■ **INSTRUCTIONS TO FOLLOW**
All lines holding the string "pero" are to be shown.

■ **MATERIAL PROVIDED**
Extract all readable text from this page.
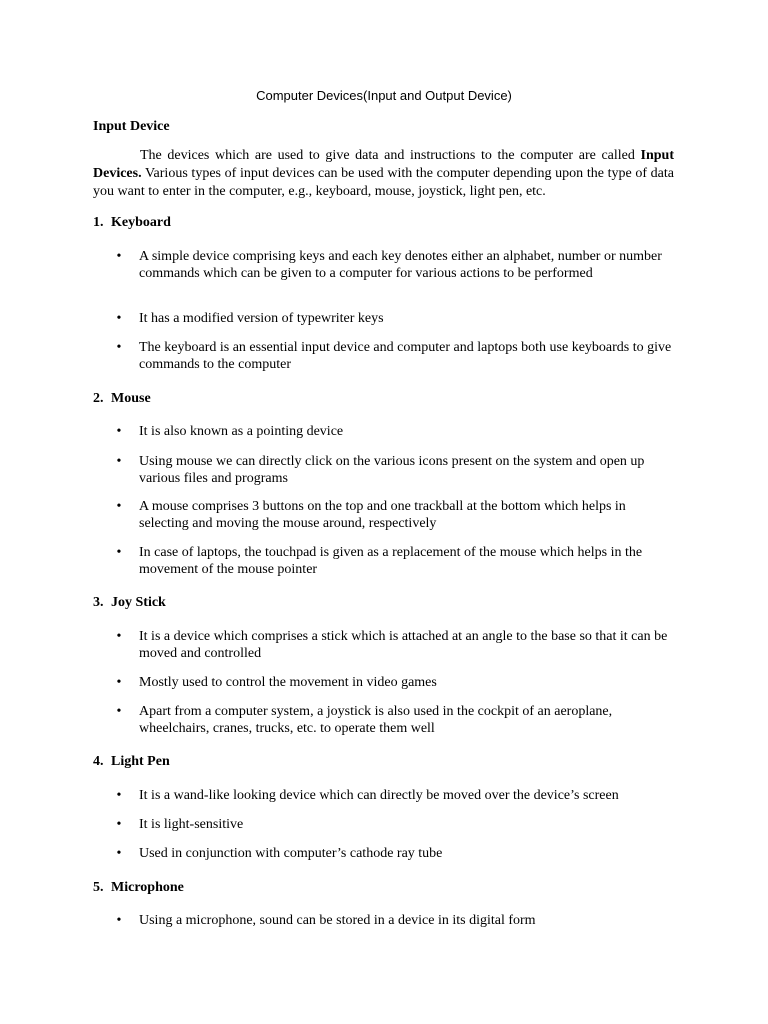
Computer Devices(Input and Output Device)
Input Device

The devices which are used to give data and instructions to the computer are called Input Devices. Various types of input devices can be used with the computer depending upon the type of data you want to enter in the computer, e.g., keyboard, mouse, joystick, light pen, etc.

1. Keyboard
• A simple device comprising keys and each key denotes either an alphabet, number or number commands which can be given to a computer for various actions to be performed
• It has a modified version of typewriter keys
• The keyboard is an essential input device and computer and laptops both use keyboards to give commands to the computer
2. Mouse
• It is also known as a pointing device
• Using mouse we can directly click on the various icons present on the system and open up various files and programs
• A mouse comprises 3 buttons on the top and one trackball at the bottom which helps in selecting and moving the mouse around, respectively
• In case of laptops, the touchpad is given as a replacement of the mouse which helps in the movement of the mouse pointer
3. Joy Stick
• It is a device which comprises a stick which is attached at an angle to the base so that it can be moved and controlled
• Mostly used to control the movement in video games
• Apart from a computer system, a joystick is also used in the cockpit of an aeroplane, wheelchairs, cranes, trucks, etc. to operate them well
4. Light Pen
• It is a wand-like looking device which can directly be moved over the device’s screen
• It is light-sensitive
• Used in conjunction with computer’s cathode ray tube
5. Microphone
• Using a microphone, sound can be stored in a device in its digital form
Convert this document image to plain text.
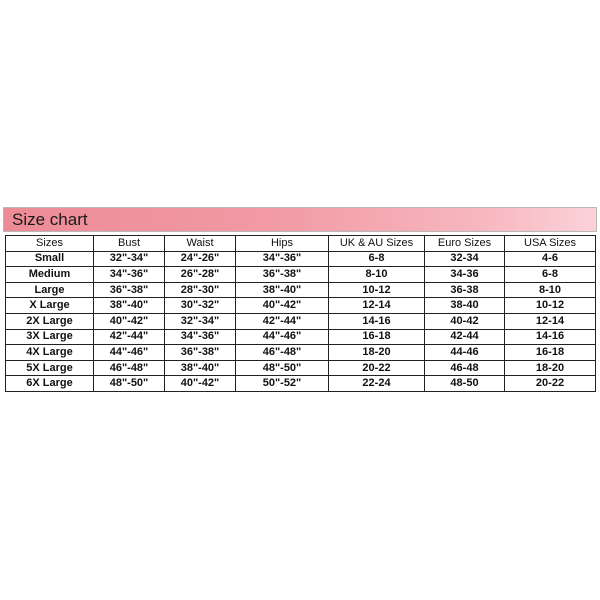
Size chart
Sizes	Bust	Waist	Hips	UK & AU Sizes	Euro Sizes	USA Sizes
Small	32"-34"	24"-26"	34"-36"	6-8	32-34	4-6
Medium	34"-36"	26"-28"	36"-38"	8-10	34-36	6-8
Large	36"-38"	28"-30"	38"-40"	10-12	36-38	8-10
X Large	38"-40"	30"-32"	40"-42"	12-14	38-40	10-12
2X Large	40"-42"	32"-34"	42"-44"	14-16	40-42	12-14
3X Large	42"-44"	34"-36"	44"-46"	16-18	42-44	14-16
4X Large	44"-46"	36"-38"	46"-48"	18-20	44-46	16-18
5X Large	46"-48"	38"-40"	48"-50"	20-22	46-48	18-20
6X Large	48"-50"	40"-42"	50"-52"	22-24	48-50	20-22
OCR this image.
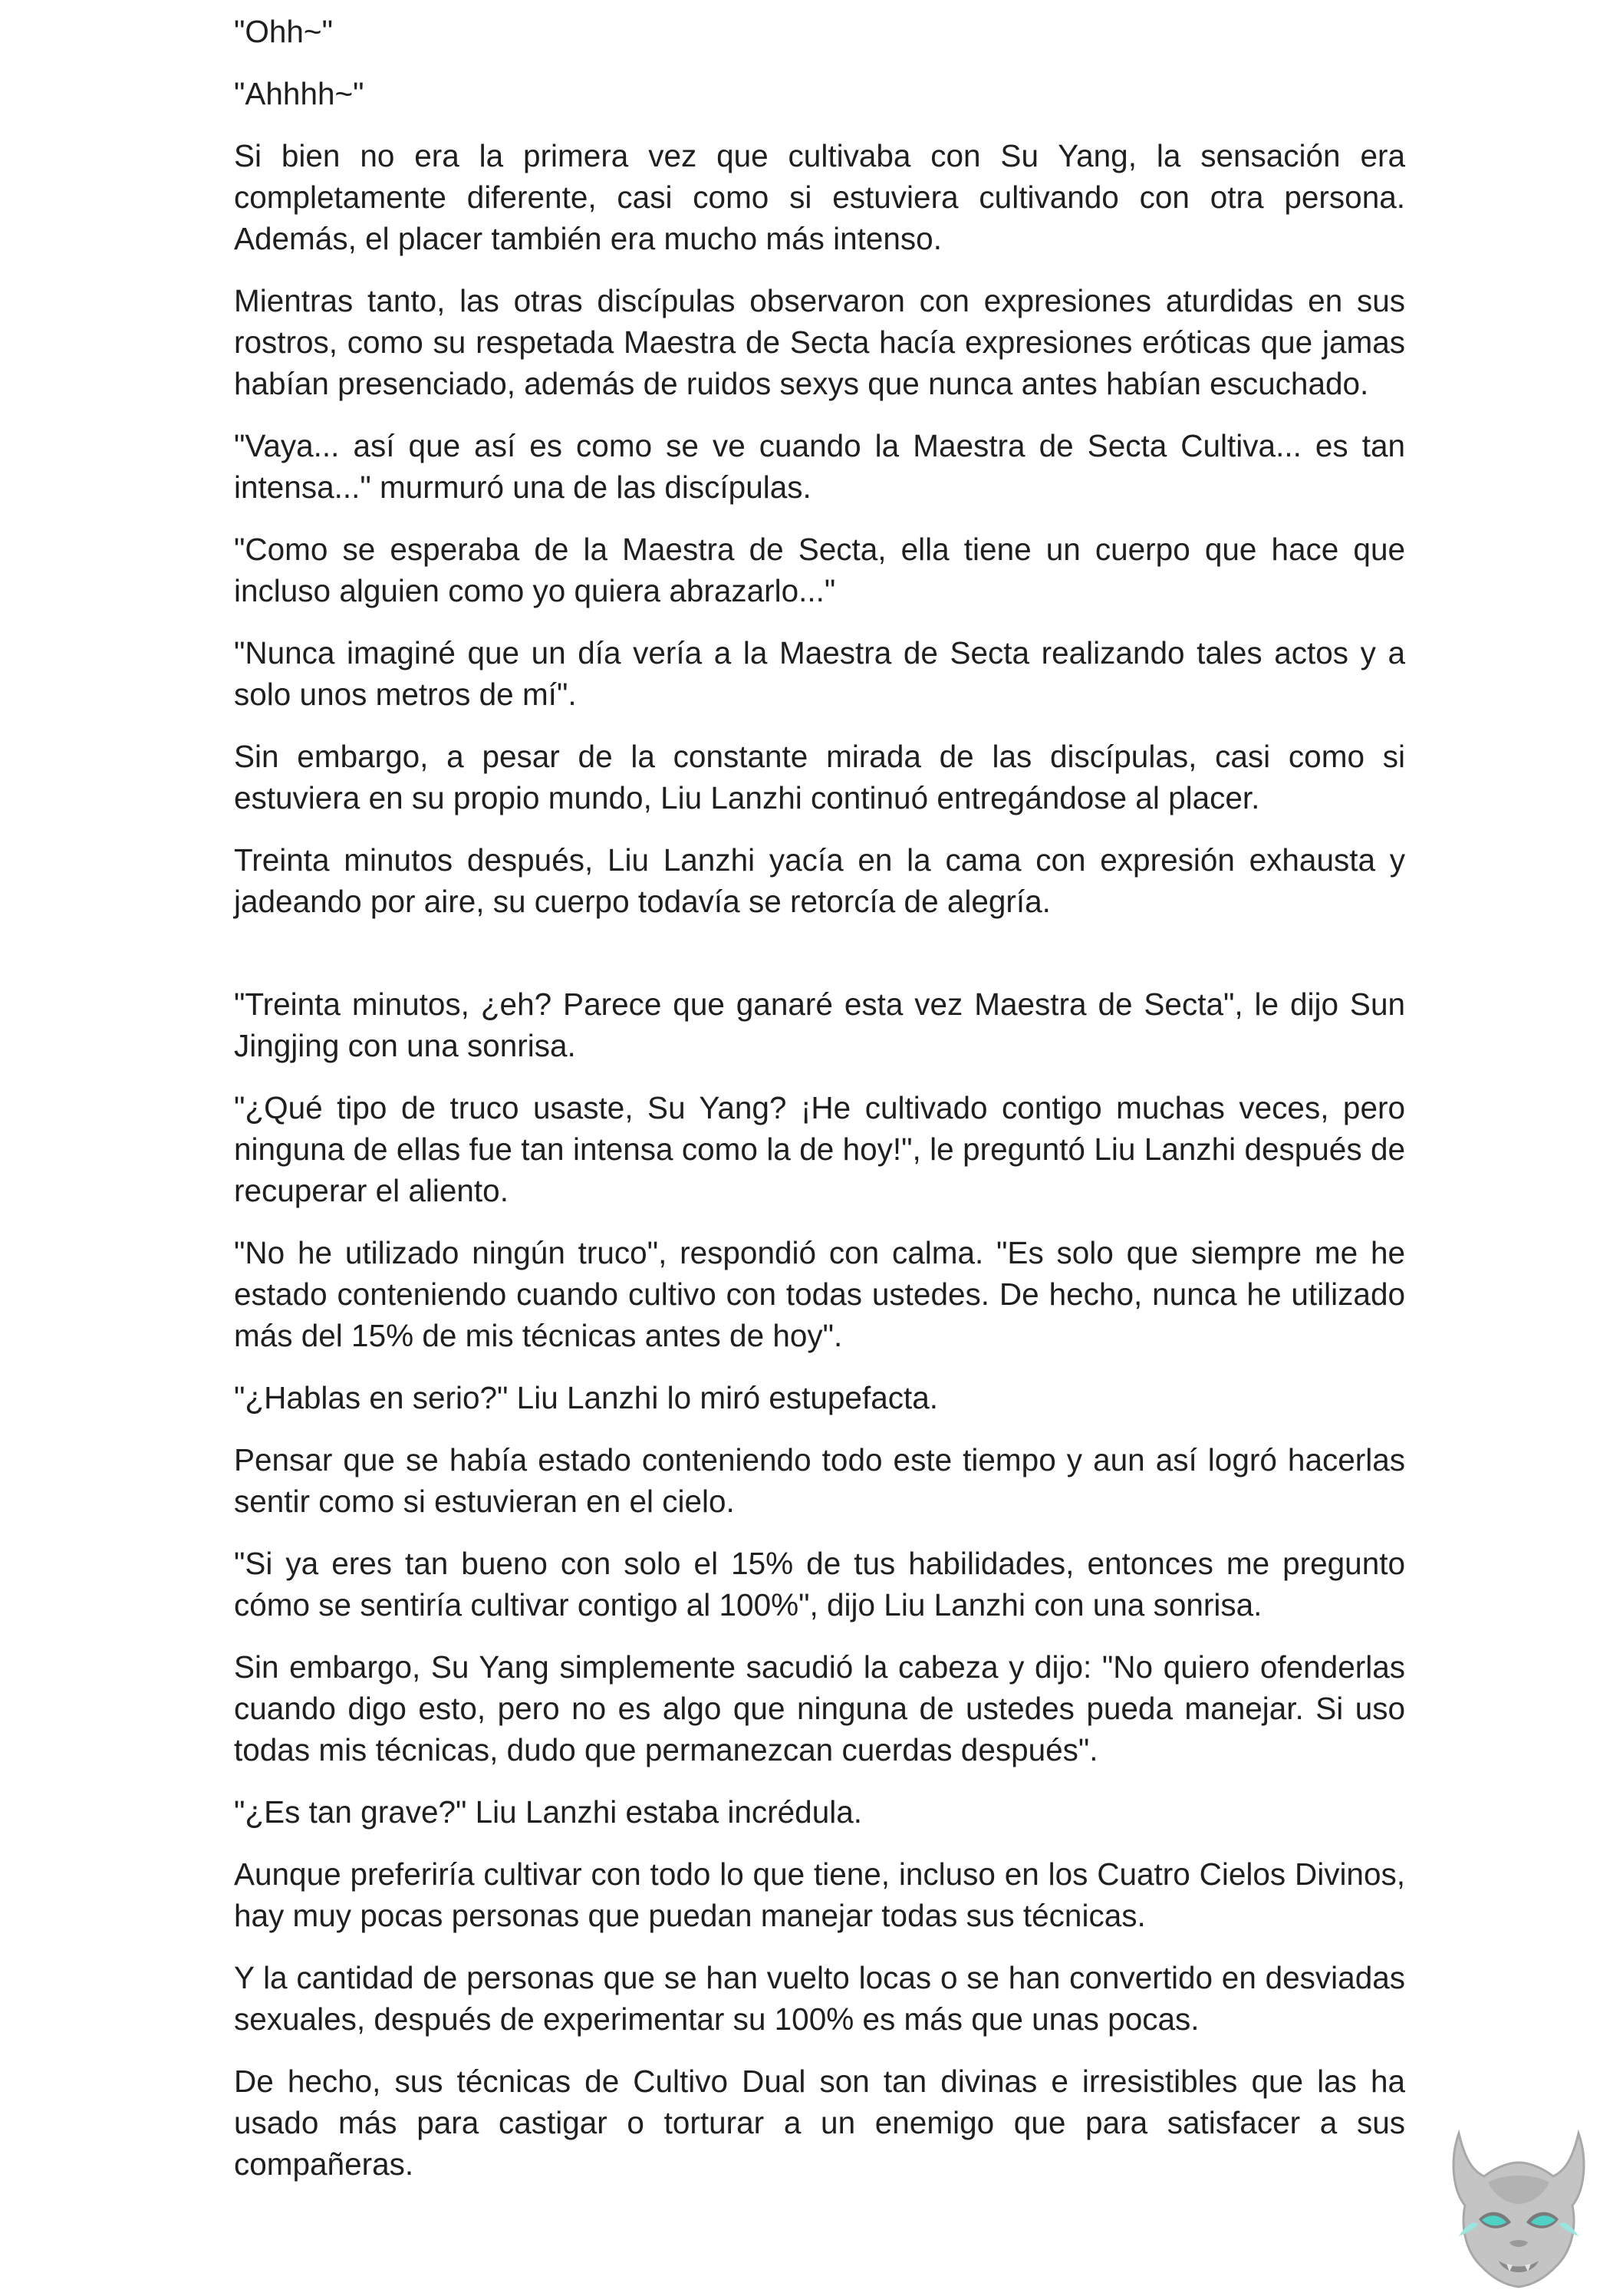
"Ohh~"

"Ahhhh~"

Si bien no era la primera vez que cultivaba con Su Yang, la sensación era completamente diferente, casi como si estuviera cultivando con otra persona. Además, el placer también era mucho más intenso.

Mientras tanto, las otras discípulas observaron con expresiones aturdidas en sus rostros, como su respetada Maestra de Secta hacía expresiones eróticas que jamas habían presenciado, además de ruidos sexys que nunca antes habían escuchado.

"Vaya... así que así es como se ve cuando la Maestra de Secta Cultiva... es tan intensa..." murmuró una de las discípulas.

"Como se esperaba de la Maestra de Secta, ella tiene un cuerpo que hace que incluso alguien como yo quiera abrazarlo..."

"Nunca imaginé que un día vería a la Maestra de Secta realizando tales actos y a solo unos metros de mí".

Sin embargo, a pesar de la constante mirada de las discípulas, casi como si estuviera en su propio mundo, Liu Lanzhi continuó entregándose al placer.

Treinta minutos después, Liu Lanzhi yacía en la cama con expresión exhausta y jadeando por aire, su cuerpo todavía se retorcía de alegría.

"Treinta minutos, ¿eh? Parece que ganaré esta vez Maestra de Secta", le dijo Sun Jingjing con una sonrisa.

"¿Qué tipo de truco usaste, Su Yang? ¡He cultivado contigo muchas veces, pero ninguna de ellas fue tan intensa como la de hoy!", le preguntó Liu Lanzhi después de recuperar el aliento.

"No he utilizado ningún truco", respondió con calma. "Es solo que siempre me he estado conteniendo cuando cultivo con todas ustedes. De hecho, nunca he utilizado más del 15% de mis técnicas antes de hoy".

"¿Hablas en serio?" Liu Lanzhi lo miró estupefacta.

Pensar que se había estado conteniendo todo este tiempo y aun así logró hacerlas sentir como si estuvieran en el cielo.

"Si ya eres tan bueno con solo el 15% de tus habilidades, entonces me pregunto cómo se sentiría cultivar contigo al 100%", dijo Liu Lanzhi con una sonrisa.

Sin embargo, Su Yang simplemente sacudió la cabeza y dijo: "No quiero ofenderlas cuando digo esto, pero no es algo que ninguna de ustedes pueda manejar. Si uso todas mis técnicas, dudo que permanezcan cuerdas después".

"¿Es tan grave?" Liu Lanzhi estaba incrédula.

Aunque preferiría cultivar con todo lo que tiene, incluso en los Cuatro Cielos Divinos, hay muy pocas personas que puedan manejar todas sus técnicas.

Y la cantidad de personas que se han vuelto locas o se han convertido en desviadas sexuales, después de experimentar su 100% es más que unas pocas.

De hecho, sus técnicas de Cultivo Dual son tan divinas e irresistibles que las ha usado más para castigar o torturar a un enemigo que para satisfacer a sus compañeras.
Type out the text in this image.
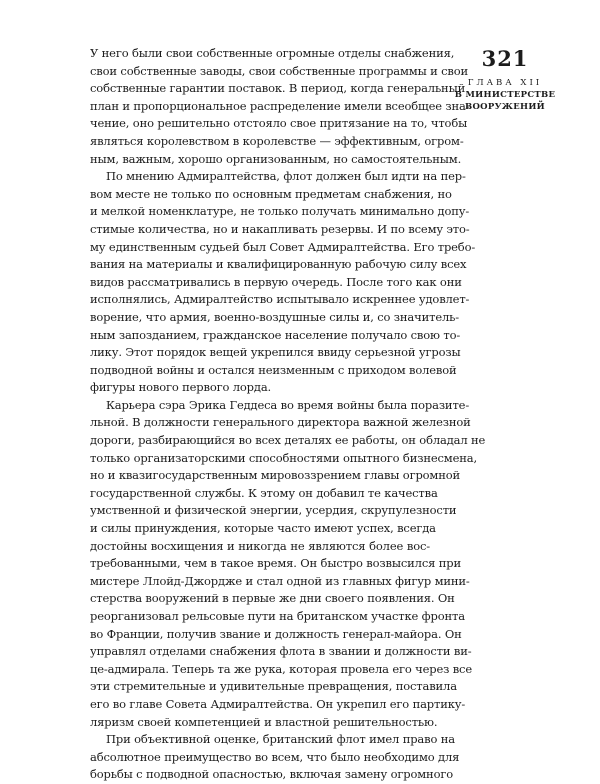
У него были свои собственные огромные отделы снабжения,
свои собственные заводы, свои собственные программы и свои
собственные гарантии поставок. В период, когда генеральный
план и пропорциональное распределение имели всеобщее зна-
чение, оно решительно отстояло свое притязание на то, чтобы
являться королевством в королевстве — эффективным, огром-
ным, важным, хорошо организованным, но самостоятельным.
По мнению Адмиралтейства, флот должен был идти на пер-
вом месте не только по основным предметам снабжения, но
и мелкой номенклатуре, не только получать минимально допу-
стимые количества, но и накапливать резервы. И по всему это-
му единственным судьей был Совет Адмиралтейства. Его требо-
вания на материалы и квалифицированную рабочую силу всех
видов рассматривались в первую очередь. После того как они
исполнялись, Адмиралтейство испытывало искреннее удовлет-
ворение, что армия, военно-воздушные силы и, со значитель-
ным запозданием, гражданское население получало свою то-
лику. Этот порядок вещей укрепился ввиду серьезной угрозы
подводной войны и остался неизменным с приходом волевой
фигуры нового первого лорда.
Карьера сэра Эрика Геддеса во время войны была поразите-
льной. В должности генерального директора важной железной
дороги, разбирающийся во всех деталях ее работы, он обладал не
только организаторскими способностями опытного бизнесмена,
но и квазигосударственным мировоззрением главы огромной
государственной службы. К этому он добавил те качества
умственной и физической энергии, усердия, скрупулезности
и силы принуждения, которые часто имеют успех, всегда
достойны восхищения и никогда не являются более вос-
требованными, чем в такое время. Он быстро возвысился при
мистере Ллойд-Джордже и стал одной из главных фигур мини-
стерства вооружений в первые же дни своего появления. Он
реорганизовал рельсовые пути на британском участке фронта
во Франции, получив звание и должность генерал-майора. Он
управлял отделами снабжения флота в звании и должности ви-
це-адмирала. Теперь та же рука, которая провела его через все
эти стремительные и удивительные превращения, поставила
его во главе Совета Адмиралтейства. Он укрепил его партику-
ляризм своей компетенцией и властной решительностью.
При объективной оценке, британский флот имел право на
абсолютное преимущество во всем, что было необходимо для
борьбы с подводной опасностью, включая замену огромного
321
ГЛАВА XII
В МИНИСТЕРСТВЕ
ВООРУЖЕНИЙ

■ **WRITTEN ANSWER**
"¿Qué tipo de truco usaste, Su Yang? ¡He cultivado contigo muchas veces, pero ninguna de ellas fue tan intensa como la de hoy!", le preguntó Liu Lanzhi después de recuperar el aliento.
Sin embargo, Su Yang simplemente sacudió la cabeza y dijo: "No quiero ofenderlas cuando digo esto, pero no es algo que ninguna de ustedes pueda manejar. Si uso todas mis técnicas, dudo que permanezcan cuerdas después".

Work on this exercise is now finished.